GOAL OF THE EXERCISE ▸ Each line should be copied exactly.

─── RECORDED INFORMATION

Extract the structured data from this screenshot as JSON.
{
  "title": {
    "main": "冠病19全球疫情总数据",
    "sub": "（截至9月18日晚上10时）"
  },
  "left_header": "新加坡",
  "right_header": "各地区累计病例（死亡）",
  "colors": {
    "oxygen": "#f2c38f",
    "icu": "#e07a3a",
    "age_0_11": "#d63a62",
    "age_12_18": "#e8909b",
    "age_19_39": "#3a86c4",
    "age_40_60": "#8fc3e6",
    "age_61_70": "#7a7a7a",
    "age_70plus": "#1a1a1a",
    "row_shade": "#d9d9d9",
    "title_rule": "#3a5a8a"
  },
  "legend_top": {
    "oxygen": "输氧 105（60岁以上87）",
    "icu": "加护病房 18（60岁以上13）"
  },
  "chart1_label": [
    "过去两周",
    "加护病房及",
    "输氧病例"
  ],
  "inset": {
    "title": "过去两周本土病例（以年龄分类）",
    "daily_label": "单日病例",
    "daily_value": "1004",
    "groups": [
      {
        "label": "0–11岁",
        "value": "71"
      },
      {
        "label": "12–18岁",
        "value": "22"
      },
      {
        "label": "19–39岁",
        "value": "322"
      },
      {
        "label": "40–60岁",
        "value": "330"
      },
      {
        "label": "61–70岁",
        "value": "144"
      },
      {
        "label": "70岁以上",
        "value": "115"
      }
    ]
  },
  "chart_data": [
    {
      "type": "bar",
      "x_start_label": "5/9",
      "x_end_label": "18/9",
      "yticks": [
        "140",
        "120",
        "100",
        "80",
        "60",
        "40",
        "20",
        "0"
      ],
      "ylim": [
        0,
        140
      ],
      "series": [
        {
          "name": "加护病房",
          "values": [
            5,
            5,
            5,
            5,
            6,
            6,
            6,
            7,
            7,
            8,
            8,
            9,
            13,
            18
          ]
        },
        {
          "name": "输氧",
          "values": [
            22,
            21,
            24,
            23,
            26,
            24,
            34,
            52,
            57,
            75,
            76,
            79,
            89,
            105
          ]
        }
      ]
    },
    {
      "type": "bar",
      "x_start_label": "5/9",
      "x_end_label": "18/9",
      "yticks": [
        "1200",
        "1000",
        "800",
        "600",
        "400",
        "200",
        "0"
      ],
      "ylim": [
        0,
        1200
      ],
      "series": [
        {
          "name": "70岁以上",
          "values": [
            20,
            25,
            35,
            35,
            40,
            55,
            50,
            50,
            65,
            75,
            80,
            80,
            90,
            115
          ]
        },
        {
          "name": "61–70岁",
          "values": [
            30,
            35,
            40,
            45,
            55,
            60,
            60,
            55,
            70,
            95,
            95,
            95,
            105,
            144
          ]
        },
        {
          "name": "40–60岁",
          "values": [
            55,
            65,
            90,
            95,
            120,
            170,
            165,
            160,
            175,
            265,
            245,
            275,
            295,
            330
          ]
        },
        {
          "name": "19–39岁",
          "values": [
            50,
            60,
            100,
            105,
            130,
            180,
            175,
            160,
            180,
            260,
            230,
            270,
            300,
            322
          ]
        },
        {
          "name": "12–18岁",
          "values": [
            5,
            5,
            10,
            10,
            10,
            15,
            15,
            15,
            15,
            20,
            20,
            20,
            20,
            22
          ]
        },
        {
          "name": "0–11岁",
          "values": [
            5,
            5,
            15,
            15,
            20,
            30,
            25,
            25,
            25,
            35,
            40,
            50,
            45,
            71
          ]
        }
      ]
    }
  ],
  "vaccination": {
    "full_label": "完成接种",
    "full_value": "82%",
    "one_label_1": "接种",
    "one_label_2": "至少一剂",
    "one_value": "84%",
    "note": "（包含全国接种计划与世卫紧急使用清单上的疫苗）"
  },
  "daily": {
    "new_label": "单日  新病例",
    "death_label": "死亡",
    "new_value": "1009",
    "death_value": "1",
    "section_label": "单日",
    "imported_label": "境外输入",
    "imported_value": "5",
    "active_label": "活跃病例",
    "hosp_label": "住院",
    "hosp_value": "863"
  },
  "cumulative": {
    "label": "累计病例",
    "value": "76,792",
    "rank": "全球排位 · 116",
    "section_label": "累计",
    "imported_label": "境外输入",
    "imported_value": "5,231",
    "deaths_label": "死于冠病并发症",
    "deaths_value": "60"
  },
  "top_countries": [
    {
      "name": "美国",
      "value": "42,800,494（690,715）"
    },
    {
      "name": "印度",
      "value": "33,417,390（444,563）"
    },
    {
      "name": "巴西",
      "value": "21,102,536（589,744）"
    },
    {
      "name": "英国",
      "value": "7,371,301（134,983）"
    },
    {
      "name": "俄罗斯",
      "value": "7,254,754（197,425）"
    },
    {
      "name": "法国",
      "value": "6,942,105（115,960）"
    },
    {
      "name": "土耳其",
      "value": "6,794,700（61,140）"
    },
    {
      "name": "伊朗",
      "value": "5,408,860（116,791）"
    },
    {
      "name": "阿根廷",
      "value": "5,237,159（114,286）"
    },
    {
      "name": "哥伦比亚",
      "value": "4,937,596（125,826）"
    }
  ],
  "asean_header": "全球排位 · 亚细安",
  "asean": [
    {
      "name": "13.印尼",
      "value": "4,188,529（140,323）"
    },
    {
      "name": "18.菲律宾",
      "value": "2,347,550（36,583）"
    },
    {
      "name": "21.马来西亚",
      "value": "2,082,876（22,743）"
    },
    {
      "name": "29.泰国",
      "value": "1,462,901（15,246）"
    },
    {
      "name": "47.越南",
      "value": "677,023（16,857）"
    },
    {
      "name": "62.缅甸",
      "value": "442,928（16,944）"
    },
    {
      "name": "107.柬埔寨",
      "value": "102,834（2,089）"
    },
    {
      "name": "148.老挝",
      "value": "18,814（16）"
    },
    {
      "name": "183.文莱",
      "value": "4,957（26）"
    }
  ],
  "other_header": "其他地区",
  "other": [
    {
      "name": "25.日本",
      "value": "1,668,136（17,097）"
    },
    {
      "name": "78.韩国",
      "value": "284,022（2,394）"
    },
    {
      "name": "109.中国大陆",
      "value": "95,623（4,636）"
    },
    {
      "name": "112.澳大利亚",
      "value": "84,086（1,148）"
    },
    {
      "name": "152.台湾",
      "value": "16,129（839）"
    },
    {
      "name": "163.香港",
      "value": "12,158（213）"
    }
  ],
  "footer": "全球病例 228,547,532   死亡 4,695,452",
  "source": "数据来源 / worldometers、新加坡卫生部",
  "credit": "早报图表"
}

──────

TASK RESULT ▸
Extract the structured data from this screenshot as JSON.
{
  "title": {
    "main": "冠病19全球疫情总数据",
    "sub": "（截至9月18日晚上10时）"
  },
  "left_header": "新加坡",
  "right_header": "各地区累计病例（死亡）",
  "colors": {
    "oxygen": "#f2c38f",
    "icu": "#e07a3a",
    "age_0_11": "#d63a62",
    "age_12_18": "#e8909b",
    "age_19_39": "#3a86c4",
    "age_40_60": "#8fc3e6",
    "age_61_70": "#7a7a7a",
    "age_70plus": "#1a1a1a",
    "row_shade": "#d9d9d9",
    "title_rule": "#3a5a8a"
  },
  "legend_top": {
    "oxygen": "输氧 105（60岁以上87）",
    "icu": "加护病房 18（60岁以上13）"
  },
  "chart1_label": [
    "过去两周",
    "加护病房及",
    "输氧病例"
  ],
  "inset": {
    "title": "过去两周本土病例（以年龄分类）",
    "daily_label": "单日病例",
    "daily_value": "1004",
    "groups": [
      {
        "label": "0–11岁",
        "value": "71"
      },
      {
        "label": "12–18岁",
        "value": "22"
      },
      {
        "label": "19–39岁",
        "value": "322"
      },
      {
        "label": "40–60岁",
        "value": "330"
      },
      {
        "label": "61–70岁",
        "value": "144"
      },
      {
        "label": "70岁以上",
        "value": "115"
      }
    ]
  },
  "chart_data": [
    {
      "type": "bar",
      "x_start_label": "5/9",
      "x_end_label": "18/9",
      "yticks": [
        "140",
        "120",
        "100",
        "80",
        "60",
        "40",
        "20",
        "0"
      ],
      "ylim": [
        0,
        140
      ],
      "series": [
        {
          "name": "加护病房",
          "values": [
            5,
            5,
            5,
            5,
            6,
            6,
            6,
            7,
            7,
            8,
            8,
            9,
            13,
            18
          ]
        },
        {
          "name": "输氧",
          "values": [
            22,
            21,
            24,
            23,
            26,
            24,
            34,
            52,
            57,
            75,
            76,
            79,
            89,
            105
          ]
        }
      ]
    },
    {
      "type": "bar",
      "x_start_label": "5/9",
      "x_end_label": "18/9",
      "yticks": [
        "1200",
        "1000",
        "800",
        "600",
        "400",
        "200",
        "0"
      ],
      "ylim": [
        0,
        1200
      ],
      "series": [
        {
          "name": "70岁以上",
          "values": [
            20,
            25,
            35,
            35,
            40,
            55,
            50,
            50,
            65,
            75,
            80,
            80,
            90,
            115
          ]
        },
        {
          "name": "61–70岁",
          "values": [
            30,
            35,
            40,
            45,
            55,
            60,
            60,
            55,
            70,
            95,
            95,
            95,
            105,
            144
          ]
        },
        {
          "name": "40–60岁",
          "values": [
            55,
            65,
            90,
            95,
            120,
            170,
            165,
            160,
            175,
            265,
            245,
            275,
            295,
            330
          ]
        },
        {
          "name": "19–39岁",
          "values": [
            50,
            60,
            100,
            105,
            130,
            180,
            175,
            160,
            180,
            260,
            230,
            270,
            300,
            322
          ]
        },
        {
          "name": "12–18岁",
          "values": [
            5,
            5,
            10,
            10,
            10,
            15,
            15,
            15,
            15,
            20,
            20,
            20,
            20,
            22
          ]
        },
        {
          "name": "0–11岁",
          "values": [
            5,
            5,
            15,
            15,
            20,
            30,
            25,
            25,
            25,
            35,
            40,
            50,
            45,
            71
          ]
        }
      ]
    }
  ],
  "vaccination": {
    "full_label": "完成接种",
    "full_value": "82%",
    "one_label_1": "接种",
    "one_label_2": "至少一剂",
    "one_value": "84%",
    "note": "（包含全国接种计划与世卫紧急使用清单上的疫苗）"
  },
  "daily": {
    "new_label": "单日  新病例",
    "death_label": "死亡",
    "new_value": "1009",
    "death_value": "1",
    "section_label": "单日",
    "imported_label": "境外输入",
    "imported_value": "5",
    "active_label": "活跃病例",
    "hosp_label": "住院",
    "hosp_value": "863"
  },
  "cumulative": {
    "label": "累计病例",
    "value": "76,792",
    "rank": "全球排位 · 116",
    "section_label": "累计",
    "imported_label": "境外输入",
    "imported_value": "5,231",
    "deaths_label": "死于冠病并发症",
    "deaths_value": "60"
  },
  "top_countries": [
    {
      "name": "美国",
      "value": "42,800,494（690,715）"
    },
    {
      "name": "印度",
      "value": "33,417,390（444,563）"
    },
    {
      "name": "巴西",
      "value": "21,102,536（589,744）"
    },
    {
      "name": "英国",
      "value": "7,371,301（134,983）"
    },
    {
      "name": "俄罗斯",
      "value": "7,254,754（197,425）"
    },
    {
      "name": "法国",
      "value": "6,942,105（115,960）"
    },
    {
      "name": "土耳其",
      "value": "6,794,700（61,140）"
    },
    {
      "name": "伊朗",
      "value": "5,408,860（116,791）"
    },
    {
      "name": "阿根廷",
      "value": "5,237,159（114,286）"
    },
    {
      "name": "哥伦比亚",
      "value": "4,937,596（125,826）"
    }
  ],
  "asean_header": "全球排位 · 亚细安",
  "asean": [
    {
      "name": "13.印尼",
      "value": "4,188,529（140,323）"
    },
    {
      "name": "18.菲律宾",
      "value": "2,347,550（36,583）"
    },
    {
      "name": "21.马来西亚",
      "value": "2,082,876（22,743）"
    },
    {
      "name": "29.泰国",
      "value": "1,462,901（15,246）"
    },
    {
      "name": "47.越南",
      "value": "677,023（16,857）"
    },
    {
      "name": "62.缅甸",
      "value": "442,928（16,944）"
    },
    {
      "name": "107.柬埔寨",
      "value": "102,834（2,089）"
    },
    {
      "name": "148.老挝",
      "value": "18,814（16）"
    },
    {
      "name": "183.文莱",
      "value": "4,957（26）"
    }
  ],
  "other_header": "其他地区",
  "other": [
    {
      "name": "25.日本",
      "value": "1,668,136（17,097）"
    },
    {
      "name": "78.韩国",
      "value": "284,022（2,394）"
    },
    {
      "name": "109.中国大陆",
      "value": "95,623（4,636）"
    },
    {
      "name": "112.澳大利亚",
      "value": "84,086（1,148）"
    },
    {
      "name": "152.台湾",
      "value": "16,129（839）"
    },
    {
      "name": "163.香港",
      "value": "12,158（213）"
    }
  ],
  "footer": "全球病例 228,547,532   死亡 4,695,452",
  "source": "数据来源 / worldometers、新加坡卫生部",
  "credit": "早报图表"
}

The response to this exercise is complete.